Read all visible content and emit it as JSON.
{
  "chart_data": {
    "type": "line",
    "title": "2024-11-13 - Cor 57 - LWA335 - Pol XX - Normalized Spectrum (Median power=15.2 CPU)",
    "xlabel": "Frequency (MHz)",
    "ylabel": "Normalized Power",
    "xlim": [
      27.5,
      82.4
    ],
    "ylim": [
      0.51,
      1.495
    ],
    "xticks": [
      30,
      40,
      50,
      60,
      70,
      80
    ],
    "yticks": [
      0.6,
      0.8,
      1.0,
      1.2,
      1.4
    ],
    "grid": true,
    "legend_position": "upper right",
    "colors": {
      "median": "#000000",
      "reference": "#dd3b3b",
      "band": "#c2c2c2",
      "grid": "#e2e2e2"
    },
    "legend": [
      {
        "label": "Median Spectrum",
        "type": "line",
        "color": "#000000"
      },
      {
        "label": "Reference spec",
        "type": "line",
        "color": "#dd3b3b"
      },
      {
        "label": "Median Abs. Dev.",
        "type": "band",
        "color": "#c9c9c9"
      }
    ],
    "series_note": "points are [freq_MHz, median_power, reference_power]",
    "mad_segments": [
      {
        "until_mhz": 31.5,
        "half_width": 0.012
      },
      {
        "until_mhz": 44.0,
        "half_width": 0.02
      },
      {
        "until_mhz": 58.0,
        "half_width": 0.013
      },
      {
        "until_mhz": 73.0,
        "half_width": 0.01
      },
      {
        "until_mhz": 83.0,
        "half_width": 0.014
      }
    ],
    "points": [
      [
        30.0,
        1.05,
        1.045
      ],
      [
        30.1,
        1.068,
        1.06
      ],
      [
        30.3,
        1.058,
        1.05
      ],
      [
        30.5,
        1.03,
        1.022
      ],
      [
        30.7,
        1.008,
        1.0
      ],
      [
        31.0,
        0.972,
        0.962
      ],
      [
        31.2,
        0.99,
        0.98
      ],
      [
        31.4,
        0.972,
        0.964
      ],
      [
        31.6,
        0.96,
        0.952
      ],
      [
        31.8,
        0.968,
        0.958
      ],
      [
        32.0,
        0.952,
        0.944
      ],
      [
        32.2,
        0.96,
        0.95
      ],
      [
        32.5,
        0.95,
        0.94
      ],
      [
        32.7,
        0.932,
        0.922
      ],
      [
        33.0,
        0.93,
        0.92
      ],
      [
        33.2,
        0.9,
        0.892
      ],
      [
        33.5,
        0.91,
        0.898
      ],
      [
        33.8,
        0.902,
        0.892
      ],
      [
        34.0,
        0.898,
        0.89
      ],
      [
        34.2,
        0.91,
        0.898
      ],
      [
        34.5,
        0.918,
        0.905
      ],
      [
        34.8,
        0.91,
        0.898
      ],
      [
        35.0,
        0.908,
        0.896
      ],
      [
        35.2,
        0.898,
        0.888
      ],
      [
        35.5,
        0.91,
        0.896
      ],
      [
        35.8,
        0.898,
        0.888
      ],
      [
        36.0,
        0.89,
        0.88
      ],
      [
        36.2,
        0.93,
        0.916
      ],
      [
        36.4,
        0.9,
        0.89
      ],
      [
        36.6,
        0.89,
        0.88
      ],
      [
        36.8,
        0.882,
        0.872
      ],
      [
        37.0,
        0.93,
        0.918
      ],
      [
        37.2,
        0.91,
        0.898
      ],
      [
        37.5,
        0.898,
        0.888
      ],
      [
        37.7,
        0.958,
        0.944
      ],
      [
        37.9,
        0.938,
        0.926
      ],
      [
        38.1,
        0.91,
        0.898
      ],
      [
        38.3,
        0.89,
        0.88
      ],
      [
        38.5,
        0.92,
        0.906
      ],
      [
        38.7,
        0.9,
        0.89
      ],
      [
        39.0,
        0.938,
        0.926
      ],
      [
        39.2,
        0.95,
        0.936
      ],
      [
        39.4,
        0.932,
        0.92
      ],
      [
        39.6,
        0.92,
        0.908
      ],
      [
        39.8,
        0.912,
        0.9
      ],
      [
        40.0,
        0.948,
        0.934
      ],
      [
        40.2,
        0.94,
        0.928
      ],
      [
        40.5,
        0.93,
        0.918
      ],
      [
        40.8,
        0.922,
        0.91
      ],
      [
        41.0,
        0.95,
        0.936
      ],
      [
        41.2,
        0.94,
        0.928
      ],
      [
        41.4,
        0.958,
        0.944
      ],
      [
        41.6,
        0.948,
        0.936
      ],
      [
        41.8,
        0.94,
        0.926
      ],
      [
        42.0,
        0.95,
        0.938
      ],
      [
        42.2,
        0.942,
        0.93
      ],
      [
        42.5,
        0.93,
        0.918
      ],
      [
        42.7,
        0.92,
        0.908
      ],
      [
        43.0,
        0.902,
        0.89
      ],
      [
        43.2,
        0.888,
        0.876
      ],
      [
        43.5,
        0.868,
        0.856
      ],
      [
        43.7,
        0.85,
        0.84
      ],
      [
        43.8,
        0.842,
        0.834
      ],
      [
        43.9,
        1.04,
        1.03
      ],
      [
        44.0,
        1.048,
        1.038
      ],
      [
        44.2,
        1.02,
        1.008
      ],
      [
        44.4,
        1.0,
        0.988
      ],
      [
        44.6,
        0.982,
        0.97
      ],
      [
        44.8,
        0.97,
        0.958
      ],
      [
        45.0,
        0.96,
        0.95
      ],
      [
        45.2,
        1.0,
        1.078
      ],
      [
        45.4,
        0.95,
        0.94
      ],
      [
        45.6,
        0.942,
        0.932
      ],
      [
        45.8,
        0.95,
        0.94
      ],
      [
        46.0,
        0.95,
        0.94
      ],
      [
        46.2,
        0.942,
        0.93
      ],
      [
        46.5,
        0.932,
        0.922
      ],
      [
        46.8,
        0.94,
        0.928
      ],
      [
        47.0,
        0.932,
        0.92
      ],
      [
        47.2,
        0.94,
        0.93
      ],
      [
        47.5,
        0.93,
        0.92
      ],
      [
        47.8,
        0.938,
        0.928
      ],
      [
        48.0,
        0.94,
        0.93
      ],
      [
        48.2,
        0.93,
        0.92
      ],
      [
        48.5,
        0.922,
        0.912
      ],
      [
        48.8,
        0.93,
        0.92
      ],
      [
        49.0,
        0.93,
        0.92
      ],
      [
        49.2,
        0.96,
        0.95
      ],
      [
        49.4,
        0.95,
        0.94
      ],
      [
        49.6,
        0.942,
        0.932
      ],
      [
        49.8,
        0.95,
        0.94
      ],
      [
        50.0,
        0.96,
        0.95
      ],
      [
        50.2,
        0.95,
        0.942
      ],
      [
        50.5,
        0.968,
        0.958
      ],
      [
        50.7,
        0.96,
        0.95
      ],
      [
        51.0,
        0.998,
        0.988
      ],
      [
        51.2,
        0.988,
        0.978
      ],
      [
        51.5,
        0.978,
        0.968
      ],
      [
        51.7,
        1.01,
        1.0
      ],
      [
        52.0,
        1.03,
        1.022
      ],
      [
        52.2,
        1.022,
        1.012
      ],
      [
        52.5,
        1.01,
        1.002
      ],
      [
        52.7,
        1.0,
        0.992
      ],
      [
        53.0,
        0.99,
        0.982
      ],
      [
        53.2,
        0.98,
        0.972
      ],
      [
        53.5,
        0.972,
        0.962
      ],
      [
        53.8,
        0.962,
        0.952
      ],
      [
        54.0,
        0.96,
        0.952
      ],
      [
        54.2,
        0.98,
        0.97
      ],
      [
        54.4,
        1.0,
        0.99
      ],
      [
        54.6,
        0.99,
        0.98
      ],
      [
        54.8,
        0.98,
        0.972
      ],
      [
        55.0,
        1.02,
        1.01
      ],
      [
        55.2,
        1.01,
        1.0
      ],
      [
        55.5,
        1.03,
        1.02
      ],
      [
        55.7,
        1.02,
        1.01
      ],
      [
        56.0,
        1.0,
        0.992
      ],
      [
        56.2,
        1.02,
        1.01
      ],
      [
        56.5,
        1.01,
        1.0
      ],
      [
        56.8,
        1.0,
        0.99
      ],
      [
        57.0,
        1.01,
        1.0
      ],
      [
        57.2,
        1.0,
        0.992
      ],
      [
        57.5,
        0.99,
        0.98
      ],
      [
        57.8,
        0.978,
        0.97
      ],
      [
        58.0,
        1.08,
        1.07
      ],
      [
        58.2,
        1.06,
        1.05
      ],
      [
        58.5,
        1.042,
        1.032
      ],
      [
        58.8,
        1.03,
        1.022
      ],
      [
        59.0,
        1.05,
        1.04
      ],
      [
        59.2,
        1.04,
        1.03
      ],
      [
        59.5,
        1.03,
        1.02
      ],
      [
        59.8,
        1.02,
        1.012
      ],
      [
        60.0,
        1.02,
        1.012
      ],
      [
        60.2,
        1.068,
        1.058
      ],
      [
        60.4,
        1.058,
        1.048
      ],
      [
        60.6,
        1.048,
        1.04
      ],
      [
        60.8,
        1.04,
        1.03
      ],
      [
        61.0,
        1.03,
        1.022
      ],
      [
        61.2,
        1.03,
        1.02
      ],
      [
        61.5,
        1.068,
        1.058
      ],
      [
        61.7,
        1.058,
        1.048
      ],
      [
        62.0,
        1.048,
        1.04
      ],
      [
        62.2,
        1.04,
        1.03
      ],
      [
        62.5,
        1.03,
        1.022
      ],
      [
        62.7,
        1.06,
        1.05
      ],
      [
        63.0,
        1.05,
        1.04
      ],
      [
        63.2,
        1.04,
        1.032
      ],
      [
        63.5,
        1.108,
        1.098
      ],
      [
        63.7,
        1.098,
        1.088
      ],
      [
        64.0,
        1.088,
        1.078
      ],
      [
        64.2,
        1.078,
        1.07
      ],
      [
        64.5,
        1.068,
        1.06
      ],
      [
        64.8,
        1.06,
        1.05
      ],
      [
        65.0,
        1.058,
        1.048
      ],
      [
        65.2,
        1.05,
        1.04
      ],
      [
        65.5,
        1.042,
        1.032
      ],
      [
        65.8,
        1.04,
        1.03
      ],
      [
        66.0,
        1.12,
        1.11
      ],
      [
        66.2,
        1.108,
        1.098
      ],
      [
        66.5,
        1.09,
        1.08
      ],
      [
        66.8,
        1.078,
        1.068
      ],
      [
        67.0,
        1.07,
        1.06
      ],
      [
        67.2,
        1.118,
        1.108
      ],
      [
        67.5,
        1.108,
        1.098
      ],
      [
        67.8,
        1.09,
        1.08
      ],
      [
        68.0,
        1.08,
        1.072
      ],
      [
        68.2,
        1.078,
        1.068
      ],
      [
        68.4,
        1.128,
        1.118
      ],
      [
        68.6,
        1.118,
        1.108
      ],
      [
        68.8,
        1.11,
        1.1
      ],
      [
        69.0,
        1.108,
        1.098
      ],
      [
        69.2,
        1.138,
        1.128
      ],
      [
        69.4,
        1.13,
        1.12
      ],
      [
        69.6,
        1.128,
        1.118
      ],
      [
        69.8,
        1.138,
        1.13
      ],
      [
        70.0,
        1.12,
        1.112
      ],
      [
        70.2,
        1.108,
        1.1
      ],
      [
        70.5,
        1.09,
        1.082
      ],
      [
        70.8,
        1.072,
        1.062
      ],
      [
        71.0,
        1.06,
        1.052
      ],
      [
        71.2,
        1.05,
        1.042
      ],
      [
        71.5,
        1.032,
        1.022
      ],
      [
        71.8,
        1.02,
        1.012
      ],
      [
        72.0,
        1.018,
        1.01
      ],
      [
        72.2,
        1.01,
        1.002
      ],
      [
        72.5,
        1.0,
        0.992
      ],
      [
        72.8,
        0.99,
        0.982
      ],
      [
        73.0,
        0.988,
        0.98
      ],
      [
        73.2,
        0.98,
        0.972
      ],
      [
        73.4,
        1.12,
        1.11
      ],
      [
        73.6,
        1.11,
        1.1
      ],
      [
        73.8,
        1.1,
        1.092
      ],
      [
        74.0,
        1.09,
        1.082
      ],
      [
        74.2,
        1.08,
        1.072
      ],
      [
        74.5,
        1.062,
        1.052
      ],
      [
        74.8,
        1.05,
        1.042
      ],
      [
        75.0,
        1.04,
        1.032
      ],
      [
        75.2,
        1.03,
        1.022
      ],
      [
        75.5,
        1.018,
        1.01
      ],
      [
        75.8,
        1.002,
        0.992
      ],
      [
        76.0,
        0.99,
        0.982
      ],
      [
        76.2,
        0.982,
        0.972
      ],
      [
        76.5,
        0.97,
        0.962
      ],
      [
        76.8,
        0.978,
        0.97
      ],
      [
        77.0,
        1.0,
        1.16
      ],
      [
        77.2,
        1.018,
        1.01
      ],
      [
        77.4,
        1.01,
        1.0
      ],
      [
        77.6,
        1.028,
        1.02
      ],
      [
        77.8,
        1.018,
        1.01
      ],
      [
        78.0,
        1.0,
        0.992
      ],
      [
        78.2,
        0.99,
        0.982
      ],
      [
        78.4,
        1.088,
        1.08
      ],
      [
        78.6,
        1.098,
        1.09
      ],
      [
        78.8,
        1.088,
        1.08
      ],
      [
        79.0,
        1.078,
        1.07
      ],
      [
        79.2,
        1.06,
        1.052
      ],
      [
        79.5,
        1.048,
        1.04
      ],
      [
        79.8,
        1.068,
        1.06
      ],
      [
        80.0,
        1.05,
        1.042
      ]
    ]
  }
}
== == ==
- What the task requires -
Gather each line in these records that contains the string "Spectrum".

- Output of the exercise -
    "title": "2024-11-13 - Cor 57 - LWA335 - Pol XX - Normalized Spectrum (Median power=15.2 CPU)",
        "label": "Median Spectrum",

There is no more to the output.